[start EXERCISE MATERIAL]
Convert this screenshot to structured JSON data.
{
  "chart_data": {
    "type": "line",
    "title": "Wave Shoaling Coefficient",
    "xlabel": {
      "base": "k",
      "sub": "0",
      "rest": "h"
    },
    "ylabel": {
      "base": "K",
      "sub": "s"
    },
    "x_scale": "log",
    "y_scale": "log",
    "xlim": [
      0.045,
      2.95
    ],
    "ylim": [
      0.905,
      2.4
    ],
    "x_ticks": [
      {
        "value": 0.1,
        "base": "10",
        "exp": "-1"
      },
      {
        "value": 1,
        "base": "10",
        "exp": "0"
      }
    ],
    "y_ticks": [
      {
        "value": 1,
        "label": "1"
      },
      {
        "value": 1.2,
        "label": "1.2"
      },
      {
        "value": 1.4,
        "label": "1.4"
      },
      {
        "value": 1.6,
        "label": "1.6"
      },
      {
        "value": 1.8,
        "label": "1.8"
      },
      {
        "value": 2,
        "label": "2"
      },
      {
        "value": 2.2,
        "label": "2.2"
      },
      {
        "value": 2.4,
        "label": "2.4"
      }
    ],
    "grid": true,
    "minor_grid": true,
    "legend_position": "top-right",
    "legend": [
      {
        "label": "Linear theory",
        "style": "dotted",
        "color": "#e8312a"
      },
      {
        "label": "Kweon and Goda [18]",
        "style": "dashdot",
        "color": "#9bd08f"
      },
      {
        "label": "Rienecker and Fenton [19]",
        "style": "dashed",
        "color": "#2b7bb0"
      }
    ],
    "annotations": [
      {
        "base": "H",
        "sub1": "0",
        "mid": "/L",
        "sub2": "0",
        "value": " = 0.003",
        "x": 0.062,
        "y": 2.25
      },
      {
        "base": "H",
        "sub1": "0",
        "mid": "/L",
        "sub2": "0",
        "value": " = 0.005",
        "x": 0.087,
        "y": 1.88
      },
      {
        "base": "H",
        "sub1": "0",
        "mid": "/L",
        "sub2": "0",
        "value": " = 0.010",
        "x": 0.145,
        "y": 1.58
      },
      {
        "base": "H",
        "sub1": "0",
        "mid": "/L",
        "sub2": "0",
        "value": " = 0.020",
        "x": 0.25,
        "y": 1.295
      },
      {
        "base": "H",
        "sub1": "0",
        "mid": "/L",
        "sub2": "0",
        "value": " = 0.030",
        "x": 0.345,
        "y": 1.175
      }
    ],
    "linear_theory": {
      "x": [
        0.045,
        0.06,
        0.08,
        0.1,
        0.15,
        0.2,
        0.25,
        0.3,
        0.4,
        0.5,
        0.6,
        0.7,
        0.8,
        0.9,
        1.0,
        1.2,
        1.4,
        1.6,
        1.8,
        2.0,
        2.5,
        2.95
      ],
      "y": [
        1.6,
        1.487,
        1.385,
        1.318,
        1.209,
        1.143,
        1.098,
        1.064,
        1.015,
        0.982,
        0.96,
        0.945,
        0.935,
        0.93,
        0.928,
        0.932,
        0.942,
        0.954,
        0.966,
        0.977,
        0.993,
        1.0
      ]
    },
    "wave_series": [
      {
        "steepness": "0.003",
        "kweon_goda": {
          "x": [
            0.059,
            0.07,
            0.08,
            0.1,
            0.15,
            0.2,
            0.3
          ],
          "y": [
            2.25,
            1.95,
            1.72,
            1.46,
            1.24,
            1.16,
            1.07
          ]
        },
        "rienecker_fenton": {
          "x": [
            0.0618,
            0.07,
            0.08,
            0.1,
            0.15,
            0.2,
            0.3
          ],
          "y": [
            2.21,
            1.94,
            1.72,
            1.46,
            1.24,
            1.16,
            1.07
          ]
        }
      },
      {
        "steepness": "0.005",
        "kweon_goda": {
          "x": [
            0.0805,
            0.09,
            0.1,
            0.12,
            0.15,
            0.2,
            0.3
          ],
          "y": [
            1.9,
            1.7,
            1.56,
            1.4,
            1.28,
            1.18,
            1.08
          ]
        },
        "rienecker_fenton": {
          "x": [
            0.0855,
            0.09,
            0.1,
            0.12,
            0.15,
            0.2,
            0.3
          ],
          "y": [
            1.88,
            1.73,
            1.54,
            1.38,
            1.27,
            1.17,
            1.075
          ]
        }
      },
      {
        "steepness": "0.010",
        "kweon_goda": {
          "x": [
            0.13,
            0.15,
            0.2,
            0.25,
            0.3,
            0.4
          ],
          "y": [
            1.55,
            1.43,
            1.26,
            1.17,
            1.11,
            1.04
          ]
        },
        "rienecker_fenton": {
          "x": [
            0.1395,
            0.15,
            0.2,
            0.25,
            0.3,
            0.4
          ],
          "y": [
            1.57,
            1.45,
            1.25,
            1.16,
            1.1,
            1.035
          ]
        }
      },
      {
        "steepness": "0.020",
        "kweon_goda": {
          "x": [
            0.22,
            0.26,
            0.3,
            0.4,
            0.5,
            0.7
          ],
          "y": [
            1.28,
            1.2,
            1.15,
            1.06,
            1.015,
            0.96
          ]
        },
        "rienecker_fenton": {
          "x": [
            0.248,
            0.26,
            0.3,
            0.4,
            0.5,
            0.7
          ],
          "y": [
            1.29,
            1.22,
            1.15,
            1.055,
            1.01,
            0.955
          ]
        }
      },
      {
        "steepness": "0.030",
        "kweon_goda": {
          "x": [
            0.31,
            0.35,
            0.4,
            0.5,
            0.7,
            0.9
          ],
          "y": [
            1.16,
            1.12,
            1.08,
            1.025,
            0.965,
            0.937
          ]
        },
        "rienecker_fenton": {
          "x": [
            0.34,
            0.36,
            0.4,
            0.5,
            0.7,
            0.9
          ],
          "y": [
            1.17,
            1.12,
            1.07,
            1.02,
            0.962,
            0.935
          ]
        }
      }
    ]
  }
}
[end EXERCISE MATERIAL]
### INSTRUCTION
Can you reproduce all the material exactly?

### WORKED ANSWER
Convert this screenshot to structured JSON data.
{
  "chart_data": {
    "type": "line",
    "title": "Wave Shoaling Coefficient",
    "xlabel": {
      "base": "k",
      "sub": "0",
      "rest": "h"
    },
    "ylabel": {
      "base": "K",
      "sub": "s"
    },
    "x_scale": "log",
    "y_scale": "log",
    "xlim": [
      0.045,
      2.95
    ],
    "ylim": [
      0.905,
      2.4
    ],
    "x_ticks": [
      {
        "value": 0.1,
        "base": "10",
        "exp": "-1"
      },
      {
        "value": 1,
        "base": "10",
        "exp": "0"
      }
    ],
    "y_ticks": [
      {
        "value": 1,
        "label": "1"
      },
      {
        "value": 1.2,
        "label": "1.2"
      },
      {
        "value": 1.4,
        "label": "1.4"
      },
      {
        "value": 1.6,
        "label": "1.6"
      },
      {
        "value": 1.8,
        "label": "1.8"
      },
      {
        "value": 2,
        "label": "2"
      },
      {
        "value": 2.2,
        "label": "2.2"
      },
      {
        "value": 2.4,
        "label": "2.4"
      }
    ],
    "grid": true,
    "minor_grid": true,
    "legend_position": "top-right",
    "legend": [
      {
        "label": "Linear theory",
        "style": "dotted",
        "color": "#e8312a"
      },
      {
        "label": "Kweon and Goda [18]",
        "style": "dashdot",
        "color": "#9bd08f"
      },
      {
        "label": "Rienecker and Fenton [19]",
        "style": "dashed",
        "color": "#2b7bb0"
      }
    ],
    "annotations": [
      {
        "base": "H",
        "sub1": "0",
        "mid": "/L",
        "sub2": "0",
        "value": " = 0.003",
        "x": 0.062,
        "y": 2.25
      },
      {
        "base": "H",
        "sub1": "0",
        "mid": "/L",
        "sub2": "0",
        "value": " = 0.005",
        "x": 0.087,
        "y": 1.88
      },
      {
        "base": "H",
        "sub1": "0",
        "mid": "/L",
        "sub2": "0",
        "value": " = 0.010",
        "x": 0.145,
        "y": 1.58
      },
      {
        "base": "H",
        "sub1": "0",
        "mid": "/L",
        "sub2": "0",
        "value": " = 0.020",
        "x": 0.25,
        "y": 1.295
      },
      {
        "base": "H",
        "sub1": "0",
        "mid": "/L",
        "sub2": "0",
        "value": " = 0.030",
        "x": 0.345,
        "y": 1.175
      }
    ],
    "linear_theory": {
      "x": [
        0.045,
        0.06,
        0.08,
        0.1,
        0.15,
        0.2,
        0.25,
        0.3,
        0.4,
        0.5,
        0.6,
        0.7,
        0.8,
        0.9,
        1.0,
        1.2,
        1.4,
        1.6,
        1.8,
        2.0,
        2.5,
        2.95
      ],
      "y": [
        1.6,
        1.487,
        1.385,
        1.318,
        1.209,
        1.143,
        1.098,
        1.064,
        1.015,
        0.982,
        0.96,
        0.945,
        0.935,
        0.93,
        0.928,
        0.932,
        0.942,
        0.954,
        0.966,
        0.977,
        0.993,
        1.0
      ]
    },
    "wave_series": [
      {
        "steepness": "0.003",
        "kweon_goda": {
          "x": [
            0.059,
            0.07,
            0.08,
            0.1,
            0.15,
            0.2,
            0.3
          ],
          "y": [
            2.25,
            1.95,
            1.72,
            1.46,
            1.24,
            1.16,
            1.07
          ]
        },
        "rienecker_fenton": {
          "x": [
            0.0618,
            0.07,
            0.08,
            0.1,
            0.15,
            0.2,
            0.3
          ],
          "y": [
            2.21,
            1.94,
            1.72,
            1.46,
            1.24,
            1.16,
            1.07
          ]
        }
      },
      {
        "steepness": "0.005",
        "kweon_goda": {
          "x": [
            0.0805,
            0.09,
            0.1,
            0.12,
            0.15,
            0.2,
            0.3
          ],
          "y": [
            1.9,
            1.7,
            1.56,
            1.4,
            1.28,
            1.18,
            1.08
          ]
        },
        "rienecker_fenton": {
          "x": [
            0.0855,
            0.09,
            0.1,
            0.12,
            0.15,
            0.2,
            0.3
          ],
          "y": [
            1.88,
            1.73,
            1.54,
            1.38,
            1.27,
            1.17,
            1.075
          ]
        }
      },
      {
        "steepness": "0.010",
        "kweon_goda": {
          "x": [
            0.13,
            0.15,
            0.2,
            0.25,
            0.3,
            0.4
          ],
          "y": [
            1.55,
            1.43,
            1.26,
            1.17,
            1.11,
            1.04
          ]
        },
        "rienecker_fenton": {
          "x": [
            0.1395,
            0.15,
            0.2,
            0.25,
            0.3,
            0.4
          ],
          "y": [
            1.57,
            1.45,
            1.25,
            1.16,
            1.1,
            1.035
          ]
        }
      },
      {
        "steepness": "0.020",
        "kweon_goda": {
          "x": [
            0.22,
            0.26,
            0.3,
            0.4,
            0.5,
            0.7
          ],
          "y": [
            1.28,
            1.2,
            1.15,
            1.06,
            1.015,
            0.96
          ]
        },
        "rienecker_fenton": {
          "x": [
            0.248,
            0.26,
            0.3,
            0.4,
            0.5,
            0.7
          ],
          "y": [
            1.29,
            1.22,
            1.15,
            1.055,
            1.01,
            0.955
          ]
        }
      },
      {
        "steepness": "0.030",
        "kweon_goda": {
          "x": [
            0.31,
            0.35,
            0.4,
            0.5,
            0.7,
            0.9
          ],
          "y": [
            1.16,
            1.12,
            1.08,
            1.025,
            0.965,
            0.937
          ]
        },
        "rienecker_fenton": {
          "x": [
            0.34,
            0.36,
            0.4,
            0.5,
            0.7,
            0.9
          ],
          "y": [
            1.17,
            1.12,
            1.07,
            1.02,
            0.962,
            0.935
          ]
        }
      }
    ]
  }
}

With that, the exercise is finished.